**What this task involves:** Copy the listing as it is written, and leave each picture out.

-=-=-

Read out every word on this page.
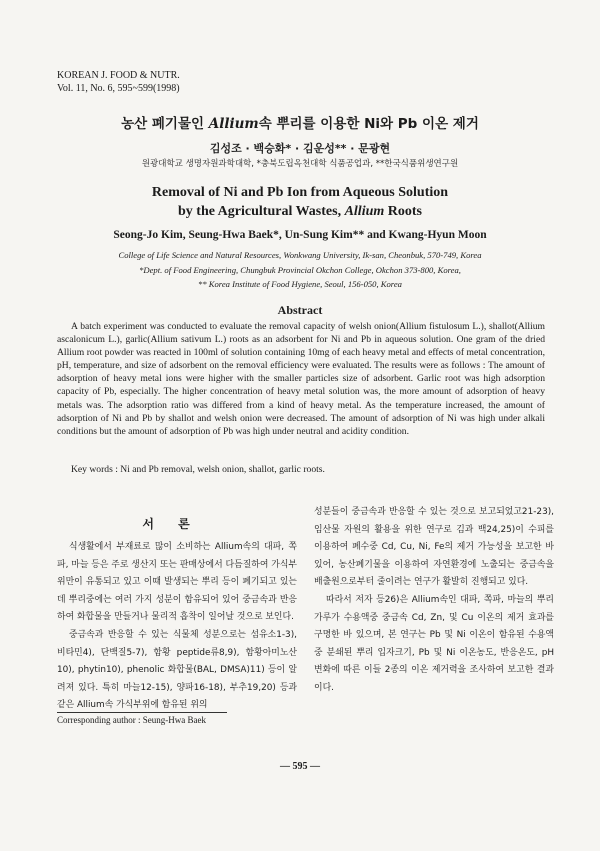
KOREAN J. FOOD & NUTR.
Vol. 11, No. 6, 595~599(1998)
농산 폐기물인 Allium속 뿌리를 이용한 Ni와 Pb 이온 제거
김성조 · 백승화* · 김운성** · 문광현
원광대학교 생명자원과학대학, *충북도립옥천대학 식품공업과, **한국식품위생연구원
Removal of Ni and Pb Ion from Aqueous Solution
by the Agricultural Wastes, Allium Roots
Seong-Jo Kim, Seung-Hwa Baek*, Un-Sung Kim** and Kwang-Hyun Moon
College of Life Science and Natural Resources, Wonkwang University, Ik-san, Cheonbuk, 570-749, Korea
*Dept. of Food Engineering, Chungbuk Provincial Okchon College, Okchon 373-800, Korea,
** Korea Institute of Food Hygiene, Seoul, 156-050, Korea
Abstract

A batch experiment was conducted to evaluate the removal capacity of welsh onion(Allium fistulosum L.), shallot(Allium ascalonicum L.), garlic(Allium sativum L.) roots as an adsorbent for Ni and Pb in aqueous solution. One gram of the dried Allium root powder was reacted in 100ml of solution containing 10mg of each heavy metal and effects of metal concentration, pH, temperature, and size of adsorbent on the removal efficiency were evaluated. The results were as follows : The amount of adsorption of heavy metal ions were higher with the smaller particles size of adsorbent. Garlic root was high adsorption capacity of Pb, especially. The higher concentration of heavy metal solution was, the more amount of adsorption of heavy metals was. The adsorption ratio was differed from a kind of heavy metal. As the temperature increased, the amount of adsorption of Ni and Pb by shallot and welsh onion were decreased. The amount of adsorption of Ni was high under alkali conditions but the amount of adsorption of Pb was high under neutral and acidity condition.

Key words : Ni and Pb removal, welsh onion, shallot, garlic roots.
서 론

식생활에서 부재료로 많이 소비하는 Allium속의 대파, 쪽파, 마늘 등은 주로 생산지 또는 판매상에서 다듬질하여 가식부위만이 유통되고 있고 이때 발생되는 뿌리 등이 폐기되고 있는데 뿌리중에는 여러 가지 성분이 함유되어 있어 중금속과 반응하여 화합물을 만들거나 물리적 흡착이 일어날 것으로 보인다.

중금속과 반응할 수 있는 식물체 성분으로는 섬유소1-3), 비타민4), 단백질5-7), 함황 peptide류8,9), 함황아미노산10), phytin10), phenolic 화합물(BAL, DMSA)11) 등이 알려져 있다. 특히 마늘12-15), 양파16-18), 부추19,20) 등과 같은 Allium속 가식부위에 함유된 위의

성분들이 중금속과 반응할 수 있는 것으로 보고되었고21-23), 임산물 자원의 활용을 위한 연구로 김과 백24,25)이 수피를 이용하여 폐수중 Cd, Cu, Ni, Fe의 제거 가능성을 보고한 바 있어, 농산폐기물을 이용하여 자연환경에 노출되는 중금속을 배출원으로부터 줄이려는 연구가 활발히 진행되고 있다.

따라서 저자 등26)은 Allium속인 대파, 쪽파, 마늘의 뿌리 가루가 수용액중 중금속 Cd, Zn, 및 Cu 이온의 제거 효과를 구명한 바 있으며, 본 연구는 Pb 및 Ni 이온이 함유된 수용액 중 분쇄된 뿌리 입자크기, Pb 및 Ni 이온농도, 반응온도, pH 변화에 따른 이들 2종의 이온 제거력을 조사하여 보고한 결과이다.

Corresponding author : Seung-Hwa Baek
— 595 —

-=-=-

**Response for this exercise:**
Read out every word on this page.
KOREAN J. FOOD & NUTR.
Vol. 11, No. 6, 595~599(1998)
농산 폐기물인 Allium속 뿌리를 이용한 Ni와 Pb 이온 제거
김성조 · 백승화* · 김운성** · 문광현
원광대학교 생명자원과학대학, *충북도립옥천대학 식품공업과, **한국식품위생연구원
Removal of Ni and Pb Ion from Aqueous Solution
by the Agricultural Wastes, Allium Roots
Seong-Jo Kim, Seung-Hwa Baek*, Un-Sung Kim** and Kwang-Hyun Moon
College of Life Science and Natural Resources, Wonkwang University, Ik-san, Cheonbuk, 570-749, Korea
*Dept. of Food Engineering, Chungbuk Provincial Okchon College, Okchon 373-800, Korea,
** Korea Institute of Food Hygiene, Seoul, 156-050, Korea
Abstract

A batch experiment was conducted to evaluate the removal capacity of welsh onion(Allium fistulosum L.), shallot(Allium ascalonicum L.), garlic(Allium sativum L.) roots as an adsorbent for Ni and Pb in aqueous solution. One gram of the dried Allium root powder was reacted in 100ml of solution containing 10mg of each heavy metal and effects of metal concentration, pH, temperature, and size of adsorbent on the removal efficiency were evaluated. The results were as follows : The amount of adsorption of heavy metal ions were higher with the smaller particles size of adsorbent. Garlic root was high adsorption capacity of Pb, especially. The higher concentration of heavy metal solution was, the more amount of adsorption of heavy metals was. The adsorption ratio was differed from a kind of heavy metal. As the temperature increased, the amount of adsorption of Ni and Pb by shallot and welsh onion were decreased. The amount of adsorption of Ni was high under alkali conditions but the amount of adsorption of Pb was high under neutral and acidity condition.

Key words : Ni and Pb removal, welsh onion, shallot, garlic roots.
서 론

식생활에서 부재료로 많이 소비하는 Allium속의 대파, 쪽파, 마늘 등은 주로 생산지 또는 판매상에서 다듬질하여 가식부위만이 유통되고 있고 이때 발생되는 뿌리 등이 폐기되고 있는데 뿌리중에는 여러 가지 성분이 함유되어 있어 중금속과 반응하여 화합물을 만들거나 물리적 흡착이 일어날 것으로 보인다.

중금속과 반응할 수 있는 식물체 성분으로는 섬유소1-3), 비타민4), 단백질5-7), 함황 peptide류8,9), 함황아미노산10), phytin10), phenolic 화합물(BAL, DMSA)11) 등이 알려져 있다. 특히 마늘12-15), 양파16-18), 부추19,20) 등과 같은 Allium속 가식부위에 함유된 위의

성분들이 중금속과 반응할 수 있는 것으로 보고되었고21-23), 임산물 자원의 활용을 위한 연구로 김과 백24,25)이 수피를 이용하여 폐수중 Cd, Cu, Ni, Fe의 제거 가능성을 보고한 바 있어, 농산폐기물을 이용하여 자연환경에 노출되는 중금속을 배출원으로부터 줄이려는 연구가 활발히 진행되고 있다.

따라서 저자 등26)은 Allium속인 대파, 쪽파, 마늘의 뿌리 가루가 수용액중 중금속 Cd, Zn, 및 Cu 이온의 제거 효과를 구명한 바 있으며, 본 연구는 Pb 및 Ni 이온이 함유된 수용액 중 분쇄된 뿌리 입자크기, Pb 및 Ni 이온농도, 반응온도, pH 변화에 따른 이들 2종의 이온 제거력을 조사하여 보고한 결과이다.

Corresponding author : Seung-Hwa Baek
— 595 —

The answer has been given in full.